* BEGIN Quoted passage *
It means when we form the convolution layer in convolution neural network, every convolution neuron will act like yellow or red glasses and would detect different features from the image.

So each convolution neuron in the first layer will store separate features in it and after combining these features will develop another new image and will pass it to another layer.

The next layer will scan it with another type of glasses and this layer now would have more information and which will make it possible to detect such features from the image that could not be detected from the image possibly. The function of last layer is to decide whether it is desired information or not.

Above is an architecture of Convolution Neural Network. There is input image upon which the filter was applied and a feature map was formed as a result. Then we apply the pooling technique over the feature map. Pooling is the process of extracting the significant parts from the feature map. Suppose we are observing 2 x 2 image in a feature map and from these four values we pick the important value and pass it to the next layer.

What we actually are doing, we are picking the important information step by step to make processing or computation easy. Initially we have 16 x 16 image which is being gradually reduced. The information remains the same, but dimension reduce.

At the next layer, the pooling process will pick the significant features and left behind the nonsignificant features. At the end we will have an image having all desired information with less dimensions.

At last, we will take the fully connected neural network layer and pass the information to it. As the fully connected neural network was not able to extract the features so we passed the information after extracting the features with the help of convolution Neural Network and pooling.

We know that the number of neurons in fully connected neural network must be equal to number of classes and activation function of soft max would be applied over the layer of fully connected neural network.

Let us summarize it. In convolution Network there are four type of layers.

1. Input layer

2. Convolution layer which processes the filters.

3. Max Pooling layer which reduces the dimensions.

4. Fully Connected Layer which do the classification or regression.(Supervise Learning)

At the output layer:

· if the problem is related to the binary classification, we will apply single sigmoid and

· if the problem is related to multi class classification, then we will apply Soft Max group.

· If the problem is related to regression, then we will apply relu.

Every neuron has two parts. First part do the linear calculation by multiplying the weight with input and add bias. Second part of neuron is activation function which can be relu or sigmoid or softmax.

So in linear neuron, we do the linear calculation and give the out put without applying the activation function.

Let us go to the collab notebook:

Today we will connect our collab notebook in a different way.

1. We will click the Reconnect button and will go for change runtime.

Today we will apply CNN on amnist data to compare it with Fully Connected Network we applied on the same in the previous lecture.

import matplotlib.pyplot as plt

# Number of digits to display

n = 10

# Create a figure to display the images

plt.figure(figsize=(20, 4))
* END Quoted passage *
Reproduce verbatim the portion of the passage on convolutional neural networks between "We know that" and "type of layers.", inclusive.
* BEGIN Recorded information *
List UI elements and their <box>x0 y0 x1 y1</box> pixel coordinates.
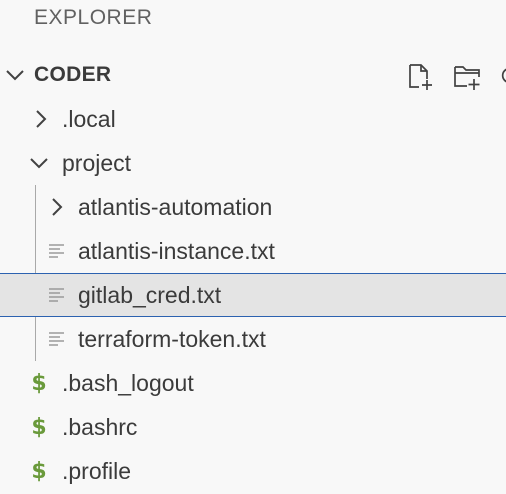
* END Recorded information *
# Result for this exercise:
We know that the number of neurons in fully connected neural network must be equal to number of classes and activation function of soft max would be applied over the layer of fully connected neural network.

Let us summarize it. In convolution Network there are four type of layers.